- Problem: Return all lines where the word "delta" can be found.
— start of Listing —
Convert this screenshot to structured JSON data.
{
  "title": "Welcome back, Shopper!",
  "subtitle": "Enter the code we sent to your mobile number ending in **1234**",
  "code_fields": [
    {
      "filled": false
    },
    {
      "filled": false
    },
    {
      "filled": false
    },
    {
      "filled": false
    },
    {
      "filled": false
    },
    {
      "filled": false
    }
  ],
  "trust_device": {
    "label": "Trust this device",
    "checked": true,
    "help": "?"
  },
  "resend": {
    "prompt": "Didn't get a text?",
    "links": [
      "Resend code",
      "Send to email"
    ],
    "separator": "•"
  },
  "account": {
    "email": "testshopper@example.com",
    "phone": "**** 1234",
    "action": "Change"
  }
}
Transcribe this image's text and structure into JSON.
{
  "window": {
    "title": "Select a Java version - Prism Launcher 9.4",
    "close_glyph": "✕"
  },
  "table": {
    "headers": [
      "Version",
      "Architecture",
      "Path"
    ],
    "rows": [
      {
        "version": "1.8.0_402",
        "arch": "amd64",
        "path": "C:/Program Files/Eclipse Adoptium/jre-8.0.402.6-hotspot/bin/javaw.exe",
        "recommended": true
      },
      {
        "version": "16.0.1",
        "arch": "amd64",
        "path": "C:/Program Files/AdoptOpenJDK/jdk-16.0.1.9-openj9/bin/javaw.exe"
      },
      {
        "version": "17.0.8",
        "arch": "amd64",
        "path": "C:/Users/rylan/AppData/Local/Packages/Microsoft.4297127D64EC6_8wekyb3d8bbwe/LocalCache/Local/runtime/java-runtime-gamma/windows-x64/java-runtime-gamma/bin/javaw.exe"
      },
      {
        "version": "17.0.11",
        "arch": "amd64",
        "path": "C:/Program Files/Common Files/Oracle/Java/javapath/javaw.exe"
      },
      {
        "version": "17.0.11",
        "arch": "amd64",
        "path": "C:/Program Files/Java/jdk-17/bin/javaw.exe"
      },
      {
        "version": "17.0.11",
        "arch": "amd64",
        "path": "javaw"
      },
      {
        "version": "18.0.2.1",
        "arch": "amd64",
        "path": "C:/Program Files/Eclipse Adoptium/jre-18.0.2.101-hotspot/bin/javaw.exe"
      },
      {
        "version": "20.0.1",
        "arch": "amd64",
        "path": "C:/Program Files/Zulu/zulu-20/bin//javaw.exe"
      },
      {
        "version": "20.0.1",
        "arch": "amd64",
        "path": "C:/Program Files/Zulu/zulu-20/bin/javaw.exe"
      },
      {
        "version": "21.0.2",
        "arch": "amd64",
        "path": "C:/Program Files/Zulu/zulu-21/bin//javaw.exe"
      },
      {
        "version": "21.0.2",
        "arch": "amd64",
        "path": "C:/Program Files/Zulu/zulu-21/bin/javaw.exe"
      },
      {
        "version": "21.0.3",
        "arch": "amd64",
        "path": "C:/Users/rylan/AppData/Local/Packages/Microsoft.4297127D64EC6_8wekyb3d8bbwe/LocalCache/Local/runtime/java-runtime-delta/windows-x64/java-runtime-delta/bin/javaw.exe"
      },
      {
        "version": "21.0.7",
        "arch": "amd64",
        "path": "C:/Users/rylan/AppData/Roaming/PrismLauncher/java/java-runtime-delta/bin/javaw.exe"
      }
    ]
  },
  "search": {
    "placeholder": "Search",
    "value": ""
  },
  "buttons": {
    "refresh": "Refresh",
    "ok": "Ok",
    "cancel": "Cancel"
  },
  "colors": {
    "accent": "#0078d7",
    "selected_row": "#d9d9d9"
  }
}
— end of Listing —
- Finished answer:
        "path": "C:/Users/rylan/AppData/Local/Packages/Microsoft.4297127D64EC6_8wekyb3d8bbwe/LocalCache/Local/runtime/java-runtime-delta/windows-x64/java-runtime-delta/bin/javaw.exe"
        "path": "C:/Users/rylan/AppData/Roaming/PrismLauncher/java/java-runtime-delta/bin/javaw.exe"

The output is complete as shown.